What you have to do: Find the line that contains "Output a JSON" in the entries below. Output it and each later line exactly, and nothing else.
((
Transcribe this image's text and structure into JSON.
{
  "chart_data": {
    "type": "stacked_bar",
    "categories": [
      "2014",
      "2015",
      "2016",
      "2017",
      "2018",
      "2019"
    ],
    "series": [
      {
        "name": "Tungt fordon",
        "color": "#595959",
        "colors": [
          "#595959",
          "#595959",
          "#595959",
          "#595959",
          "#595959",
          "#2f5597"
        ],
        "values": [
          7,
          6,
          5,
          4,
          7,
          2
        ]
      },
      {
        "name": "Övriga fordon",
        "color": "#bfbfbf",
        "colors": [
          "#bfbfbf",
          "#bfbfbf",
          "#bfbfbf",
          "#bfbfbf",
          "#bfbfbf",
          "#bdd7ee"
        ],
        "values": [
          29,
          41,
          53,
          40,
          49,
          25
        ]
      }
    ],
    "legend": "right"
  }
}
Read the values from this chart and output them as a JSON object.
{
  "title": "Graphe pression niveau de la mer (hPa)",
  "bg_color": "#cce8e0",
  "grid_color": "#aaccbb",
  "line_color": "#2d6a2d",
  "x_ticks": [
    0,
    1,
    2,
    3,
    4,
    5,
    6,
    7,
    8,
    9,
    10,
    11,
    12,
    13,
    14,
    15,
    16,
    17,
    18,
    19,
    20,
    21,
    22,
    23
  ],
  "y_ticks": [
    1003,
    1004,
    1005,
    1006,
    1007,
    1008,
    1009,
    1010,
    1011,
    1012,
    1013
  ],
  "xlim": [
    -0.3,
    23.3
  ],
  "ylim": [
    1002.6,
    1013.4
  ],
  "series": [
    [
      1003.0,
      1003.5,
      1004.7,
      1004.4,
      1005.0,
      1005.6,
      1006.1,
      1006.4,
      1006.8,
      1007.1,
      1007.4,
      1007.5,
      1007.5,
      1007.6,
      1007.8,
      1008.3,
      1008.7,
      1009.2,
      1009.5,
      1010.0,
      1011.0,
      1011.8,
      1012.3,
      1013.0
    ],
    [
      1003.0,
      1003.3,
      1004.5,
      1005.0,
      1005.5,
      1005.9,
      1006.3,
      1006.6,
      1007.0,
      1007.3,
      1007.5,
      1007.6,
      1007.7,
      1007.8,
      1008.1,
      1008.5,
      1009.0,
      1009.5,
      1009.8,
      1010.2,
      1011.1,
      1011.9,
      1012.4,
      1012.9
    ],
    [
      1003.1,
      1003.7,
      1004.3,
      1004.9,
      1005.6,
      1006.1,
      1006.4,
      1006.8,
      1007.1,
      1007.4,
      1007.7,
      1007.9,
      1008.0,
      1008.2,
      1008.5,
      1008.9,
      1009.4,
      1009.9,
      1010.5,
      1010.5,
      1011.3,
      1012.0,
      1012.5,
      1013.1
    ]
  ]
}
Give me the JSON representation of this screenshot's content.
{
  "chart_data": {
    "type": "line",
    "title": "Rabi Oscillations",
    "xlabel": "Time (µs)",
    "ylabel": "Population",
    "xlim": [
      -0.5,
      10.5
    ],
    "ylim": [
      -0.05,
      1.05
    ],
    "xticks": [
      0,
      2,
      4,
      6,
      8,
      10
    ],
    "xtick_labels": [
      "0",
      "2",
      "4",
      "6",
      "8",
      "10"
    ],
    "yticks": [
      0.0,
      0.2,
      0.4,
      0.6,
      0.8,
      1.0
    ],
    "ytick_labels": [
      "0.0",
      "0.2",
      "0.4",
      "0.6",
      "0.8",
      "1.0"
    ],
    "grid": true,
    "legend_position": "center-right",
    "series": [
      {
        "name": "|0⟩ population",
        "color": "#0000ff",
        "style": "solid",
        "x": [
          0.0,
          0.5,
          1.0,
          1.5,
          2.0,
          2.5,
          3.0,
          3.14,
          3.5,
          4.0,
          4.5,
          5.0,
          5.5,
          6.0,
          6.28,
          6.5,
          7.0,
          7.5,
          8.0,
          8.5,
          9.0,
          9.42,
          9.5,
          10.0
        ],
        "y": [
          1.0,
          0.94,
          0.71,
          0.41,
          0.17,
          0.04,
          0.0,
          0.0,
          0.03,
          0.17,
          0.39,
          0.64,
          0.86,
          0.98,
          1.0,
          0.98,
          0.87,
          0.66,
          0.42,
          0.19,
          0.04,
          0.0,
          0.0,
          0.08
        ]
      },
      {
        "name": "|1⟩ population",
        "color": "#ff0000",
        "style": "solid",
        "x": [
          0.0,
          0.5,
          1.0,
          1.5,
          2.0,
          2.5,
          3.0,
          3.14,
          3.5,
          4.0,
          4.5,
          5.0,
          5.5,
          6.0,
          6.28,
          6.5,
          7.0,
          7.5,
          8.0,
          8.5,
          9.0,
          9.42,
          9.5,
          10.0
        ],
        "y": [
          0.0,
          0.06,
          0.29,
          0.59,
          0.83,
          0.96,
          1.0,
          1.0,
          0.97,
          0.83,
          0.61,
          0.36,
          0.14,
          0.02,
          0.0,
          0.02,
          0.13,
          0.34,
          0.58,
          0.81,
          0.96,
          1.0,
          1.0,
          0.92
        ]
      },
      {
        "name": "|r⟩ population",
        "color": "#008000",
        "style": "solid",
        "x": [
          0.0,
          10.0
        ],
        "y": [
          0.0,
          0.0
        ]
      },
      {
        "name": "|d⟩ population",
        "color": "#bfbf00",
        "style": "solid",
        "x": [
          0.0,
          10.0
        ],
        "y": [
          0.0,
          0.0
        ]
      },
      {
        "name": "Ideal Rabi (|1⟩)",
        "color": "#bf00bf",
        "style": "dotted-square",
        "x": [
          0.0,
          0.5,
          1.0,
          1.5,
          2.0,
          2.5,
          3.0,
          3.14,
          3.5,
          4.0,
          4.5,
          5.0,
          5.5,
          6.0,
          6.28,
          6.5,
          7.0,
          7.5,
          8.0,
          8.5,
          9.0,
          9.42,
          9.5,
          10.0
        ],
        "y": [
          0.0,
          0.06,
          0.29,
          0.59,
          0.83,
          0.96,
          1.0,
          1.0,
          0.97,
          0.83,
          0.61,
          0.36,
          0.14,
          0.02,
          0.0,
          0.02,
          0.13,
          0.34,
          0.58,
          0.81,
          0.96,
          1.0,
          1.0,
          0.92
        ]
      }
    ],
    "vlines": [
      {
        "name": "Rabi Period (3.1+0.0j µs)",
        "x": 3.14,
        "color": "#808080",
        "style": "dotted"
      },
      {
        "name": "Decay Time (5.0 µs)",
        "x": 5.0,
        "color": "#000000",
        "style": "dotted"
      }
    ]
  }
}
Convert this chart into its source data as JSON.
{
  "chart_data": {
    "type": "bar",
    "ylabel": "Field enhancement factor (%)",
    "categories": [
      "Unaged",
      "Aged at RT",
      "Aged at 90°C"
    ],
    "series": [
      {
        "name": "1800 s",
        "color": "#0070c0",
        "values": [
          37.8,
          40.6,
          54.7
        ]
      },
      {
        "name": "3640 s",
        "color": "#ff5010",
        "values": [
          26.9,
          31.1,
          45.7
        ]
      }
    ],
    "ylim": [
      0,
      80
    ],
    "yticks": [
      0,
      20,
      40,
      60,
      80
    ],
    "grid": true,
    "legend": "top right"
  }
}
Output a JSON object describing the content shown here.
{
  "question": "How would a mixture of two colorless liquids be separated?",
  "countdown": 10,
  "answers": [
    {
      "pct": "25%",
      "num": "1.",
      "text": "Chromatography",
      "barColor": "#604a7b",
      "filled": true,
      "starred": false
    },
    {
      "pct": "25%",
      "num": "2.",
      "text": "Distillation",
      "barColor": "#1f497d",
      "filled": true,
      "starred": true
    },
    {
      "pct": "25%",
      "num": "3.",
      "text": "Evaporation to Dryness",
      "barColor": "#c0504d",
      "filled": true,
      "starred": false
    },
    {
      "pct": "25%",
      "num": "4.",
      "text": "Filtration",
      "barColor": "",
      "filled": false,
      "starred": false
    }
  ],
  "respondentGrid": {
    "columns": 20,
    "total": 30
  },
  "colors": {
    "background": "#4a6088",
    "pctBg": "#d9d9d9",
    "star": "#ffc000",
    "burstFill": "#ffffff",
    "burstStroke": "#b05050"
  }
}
))
Answer to this exercise:
Output a JSON object describing the content shown here.
{
  "question": "How would a mixture of two colorless liquids be separated?",
  "countdown": 10,
  "answers": [
    {
      "pct": "25%",
      "num": "1.",
      "text": "Chromatography",
      "barColor": "#604a7b",
      "filled": true,
      "starred": false
    },
    {
      "pct": "25%",
      "num": "2.",
      "text": "Distillation",
      "barColor": "#1f497d",
      "filled": true,
      "starred": true
    },
    {
      "pct": "25%",
      "num": "3.",
      "text": "Evaporation to Dryness",
      "barColor": "#c0504d",
      "filled": true,
      "starred": false
    },
    {
      "pct": "25%",
      "num": "4.",
      "text": "Filtration",
      "barColor": "",
      "filled": false,
      "starred": false
    }
  ],
  "respondentGrid": {
    "columns": 20,
    "total": 30
  },
  "colors": {
    "background": "#4a6088",
    "pctBg": "#d9d9d9",
    "star": "#ffc000",
    "burstFill": "#ffffff",
    "burstStroke": "#b05050"
  }
}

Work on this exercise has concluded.